PROVIDED TEXT:

Financial markets are downright exuberant about the arrival of some trade peace — at least for now — between the United States and China.

President Trump boasted Friday afternoon of a “substantial phase one deal,” including Chinese purchases of American agricultural products and an accord on currency policy. The United States is also holding off on tariffs that were to go into effect next week. Over the last few days, the expectation of such a “mini-deal” between the two superpowers drove up stocks and helped ease recession fears.

There’s no question that this is good near-term news for the economy and the markets. But anybody who has followed the ups and downs of trade policy in the last two years — or who understands the actual ways that the trade wars are affecting the economy — won’t be nearly as optimistic as the president’s words suggest are warranted.

In the Trump trade strategy over the last two years, tariffs have acted as a ratchet — moving in only one direction or holding steady, never reversing. Apparent agreements are always subject to renegotiation.

The administration turns up the pressure on China with sharp words, higher tariffs and promises of future tariffs. The Chinese retaliate, aiming to punish American interests. The stock market drops, which prompts negotiations to resume, and the administration backs off the pledged escalation.

Friday’s events represent the latter stages of that cycle. It’s particularly evident when you look at what the de-escalation consists of. The deal did not reduce tariffs already in place on Chinese imports but rather further delayed an increase that was announced during the escalation phase over the summer.

“The only things we’ve learned are that Trump loves tariffs and he doesn’t have a long-term plan,” said Mary Lovely, a senior fellow at the Peterson Institute for International Economics. “Are these guys in markets like Charlie Brown and the football?”

The central tensions between the United States and China — and the domestic political constraints on each side that stand in the way of an overarching deal — remain very much in place. China’s president, Xi Jinping, cannot back away from goals of dominating many of the industries of the future; President Trump cannot acquiesce to those goals without huge political risks. The new “phase one” deal does not address one of the most fraught issues, around the ability of the Chinese telecommunications company Huawei to sell in the United States.

Moreover, the recent history of American trade policy implies that even when a deal seems to be signed, sealed and delivered, it doesn’t mean trade peace has been achieved.

In June, President Trump threatened to put new tariffs on Mexican imports to force the Mexican government to do more to curtail migration from Central America. The threat came after the conclusion of extended negotiations to rework Nafta into the United States-Mexico-Canada Agreement.

WHAT THE TASK ASKS: Please copy the stretch of the trade article from "Moreover, the recent" through "has been achieved." word for word. The data that comes next has no connection to the trade article.

SOURCE MATERIAL:
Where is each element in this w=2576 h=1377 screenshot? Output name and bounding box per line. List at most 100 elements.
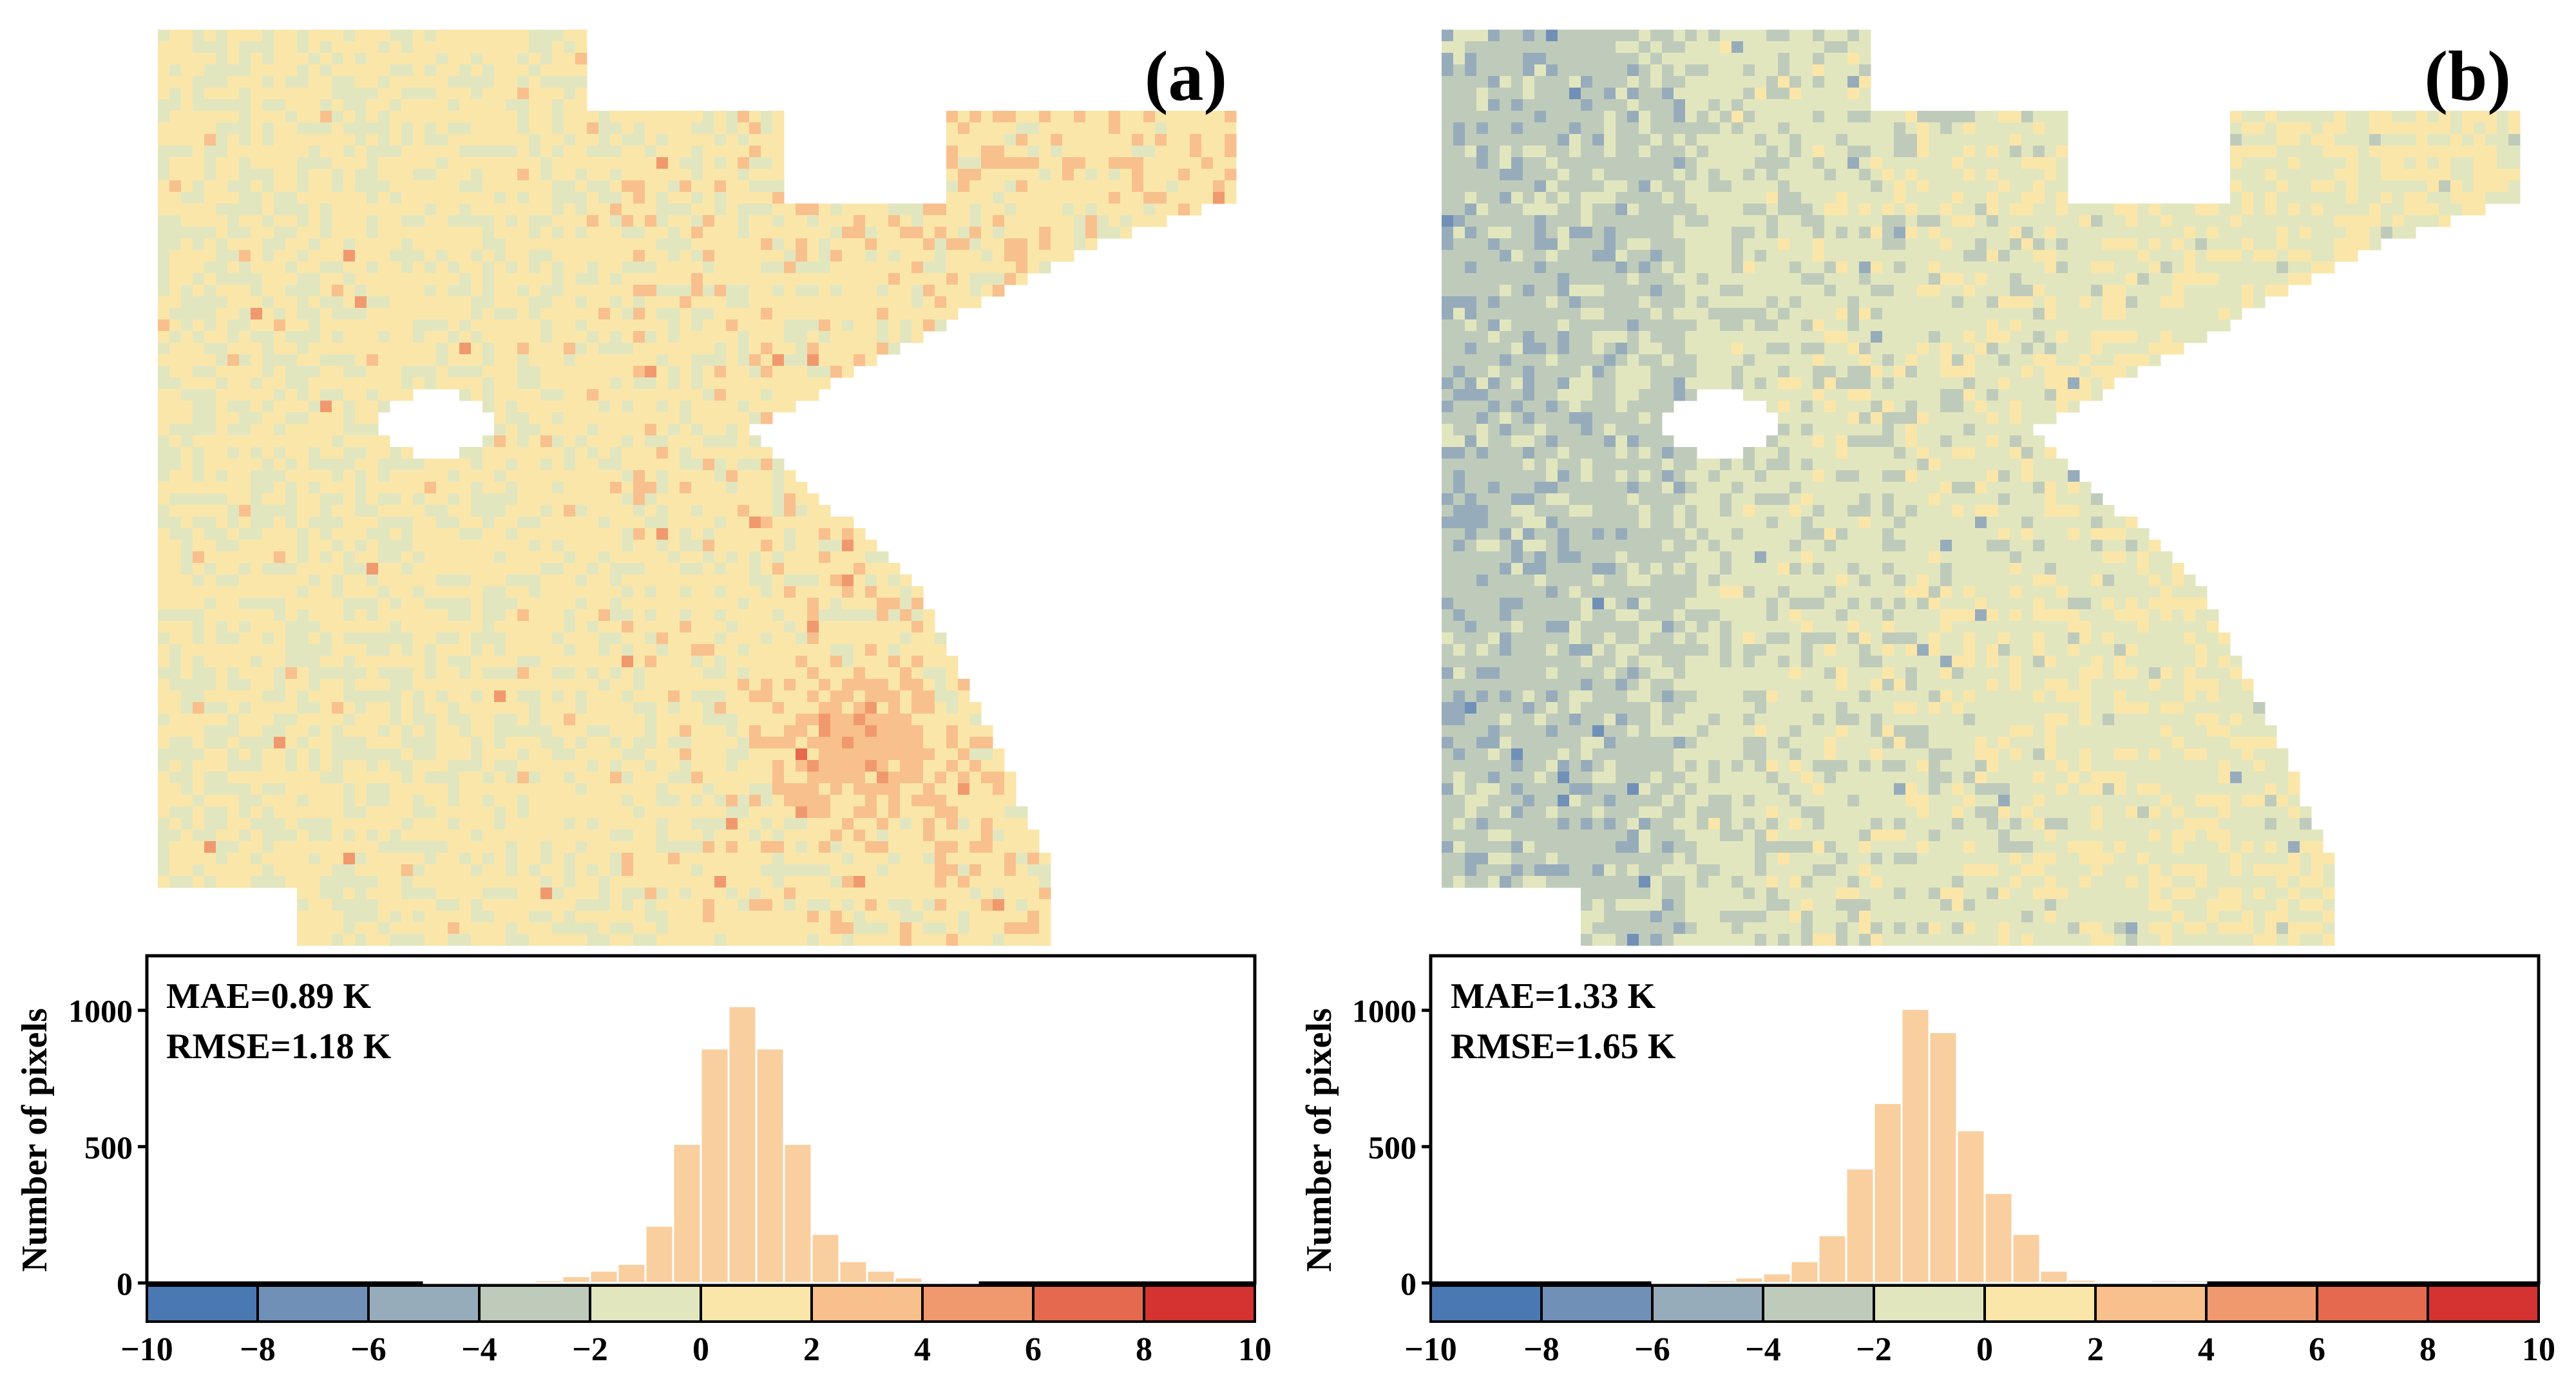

FINISHED ANSWER:
Moreover, the recent history of American trade policy implies that even when a deal seems to be signed, sealed and delivered, it doesn’t mean trade peace has been achieved.